* [EXTRAIT DU DOCUMENT]:
Valeurs Actuelles, no. 3898 - Série d'été, jeudi 11 août 2011, p. 37
Crises monétaires Avec la suspension de la convertibilité du dollar en or, il n'y a plus de frein physique à la création de monnaie et les États-Unis ont perdu toute obligation de rééquilibrer leurs comptes.
Le ton est solennel et la promesse grandiose, en ce 15 août 1971, au moment où Richard Nixon prend la parole à la télévision : « L'Amérique a aujourd'hui la meilleure occasion du siècle de réaliser deux de ses idéaux : garantir la paix pour toute une génération et créer une nouvelle prospérité sans guerre. [...] J'ai demandé au secrétaire au Trésor, John Connally, de suspendre temporairement la convertibilité du dollar en or... » La nouvelle, promettait le président des États-Unis, « ne nous fera gagner aucun ami parmi les traders ». Ce ne sont pas seulement les spéculateurs, mais les principaux partenaires commerciaux et alliés des États-Unis qui ont été surpris, et pour certains scandalisés, par cette décision. Pour la première fois depuis la guerre, la monnaie perdait toute référence à un support physique réputé neutre, incorruptible, intangible : l'or.

* [EXTRAITS DE DONNÉES]:
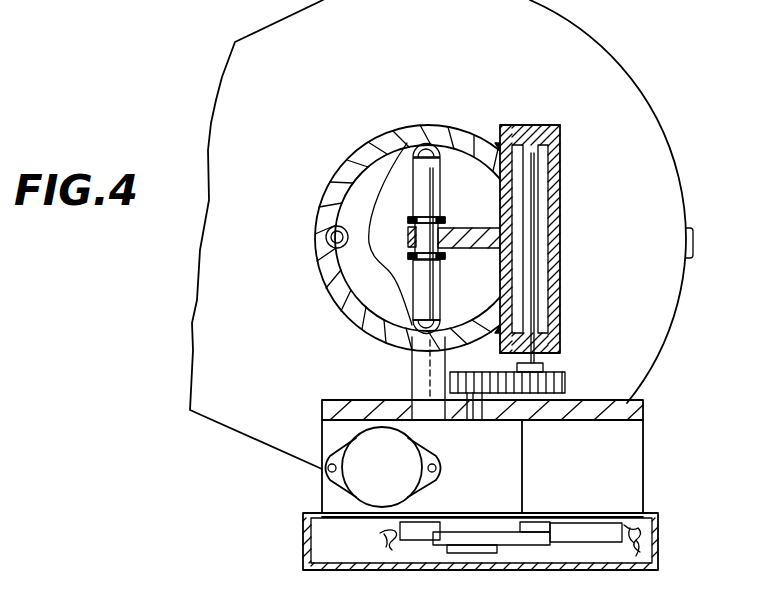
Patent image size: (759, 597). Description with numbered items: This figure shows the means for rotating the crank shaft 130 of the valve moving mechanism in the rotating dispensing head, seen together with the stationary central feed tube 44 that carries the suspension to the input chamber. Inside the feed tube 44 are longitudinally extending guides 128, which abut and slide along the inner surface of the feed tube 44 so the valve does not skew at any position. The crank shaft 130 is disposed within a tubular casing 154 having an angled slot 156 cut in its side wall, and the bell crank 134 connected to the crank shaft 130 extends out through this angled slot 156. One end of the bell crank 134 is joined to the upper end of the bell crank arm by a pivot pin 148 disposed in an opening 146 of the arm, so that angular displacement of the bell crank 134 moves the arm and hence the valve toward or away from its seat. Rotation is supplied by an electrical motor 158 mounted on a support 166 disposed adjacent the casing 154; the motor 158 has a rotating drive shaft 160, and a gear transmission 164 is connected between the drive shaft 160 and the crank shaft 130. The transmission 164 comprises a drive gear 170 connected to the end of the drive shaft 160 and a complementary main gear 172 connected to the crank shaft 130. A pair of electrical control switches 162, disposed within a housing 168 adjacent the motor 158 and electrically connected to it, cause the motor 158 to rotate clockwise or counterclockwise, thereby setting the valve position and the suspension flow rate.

The central feed tube 44 is at (361, 146).
The longitudinally extending guides 128 is at (369, 235).
The crank shaft 130 is at (530, 298).
The bell crank 134 is at (492, 230).
The opening 146 is at (451, 239).
The pivot pin 148 is at (420, 235).
The tubular casing 154 is at (558, 260).
The angled slot 156 is at (502, 258).
The electrical motor 158 is at (325, 492).
The rotating drive shaft 160 is at (467, 423).
The electrical control switches 162 is at (423, 528).
The gear transmission 164 is at (450, 378).
The support 166 is at (640, 405).
The housing 168 is at (653, 543).
The drive gear 170 is at (477, 410).
The main gear 172 is at (560, 371).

* [CONSIGNES]:
**A.** Mettez à jour le passage de l'article sur la crise monétaire de 1971 qui va de « Valeurs Actuelles, no. » jusqu'à « rééquilibrer leurs comptes. », en remplaçant « convertibilité » par « conversion ».
**B.** Recopiez mot pour mot toutes les lignes de données du bloc 1, en laissant les images de côté.

* [RÉPONSES ATTENDUES]:
**A.**
Valeurs Actuelles, no. 3898 - Série d'été, jeudi 11 août 2011, p. 37
Crises monétaires Avec la suspension de la conversion du dollar en or, il n'y a plus de frein physique à la création de monnaie et les États-Unis ont perdu toute obligation de rééquilibrer leurs comptes.

**B.**
Patent image size: (759, 597). Description with numbered items: This figure shows the means for rotating the crank shaft 130 of the valve moving mechanism in the rotating dispensing head, seen together with the stationary central feed tube 44 that carries the suspension to the input chamber. Inside the feed tube 44 are longitudinally extending guides 128, which abut and slide along the inner surface of the feed tube 44 so the valve does not skew at any position. The crank shaft 130 is disposed within a tubular casing 154 having an angled slot 156 cut in its side wall, and the bell crank 134 connected to the crank shaft 130 extends out through this angled slot 156. One end of the bell crank 134 is joined to the upper end of the bell crank arm by a pivot pin 148 disposed in an opening 146 of the arm, so that angular displacement of the bell crank 134 moves the arm and hence the valve toward or away from its seat. Rotation is supplied by an electrical motor 158 mounted on a support 166 disposed adjacent the casing 154; the motor 158 has a rotating drive shaft 160, and a gear transmission 164 is connected between the drive shaft 160 and the crank shaft 130. The transmission 164 comprises a drive gear 170 connected to the end of the drive shaft 160 and a complementary main gear 172 connected to the crank shaft 130. A pair of electrical control switches 162, disposed within a housing 168 adjacent the motor 158 and electrically connected to it, cause the motor 158 to rotate clockwise or counterclockwise, thereby setting the valve position and the suspension flow rate.

The central feed tube 44 is at (361, 146).
The longitudinally extending guides 128 is at (369, 235).
The crank shaft 130 is at (530, 298).
The bell crank 134 is at (492, 230).
The opening 146 is at (451, 239).
The pivot pin 148 is at (420, 235).
The tubular casing 154 is at (558, 260).
The angled slot 156 is at (502, 258).
The electrical motor 158 is at (325, 492).
The rotating drive shaft 160 is at (467, 423).
The electrical control switches 162 is at (423, 528).
The gear transmission 164 is at (450, 378).
The support 166 is at (640, 405).
The housing 168 is at (653, 543).
The drive gear 170 is at (477, 410).
The main gear 172 is at (560, 371).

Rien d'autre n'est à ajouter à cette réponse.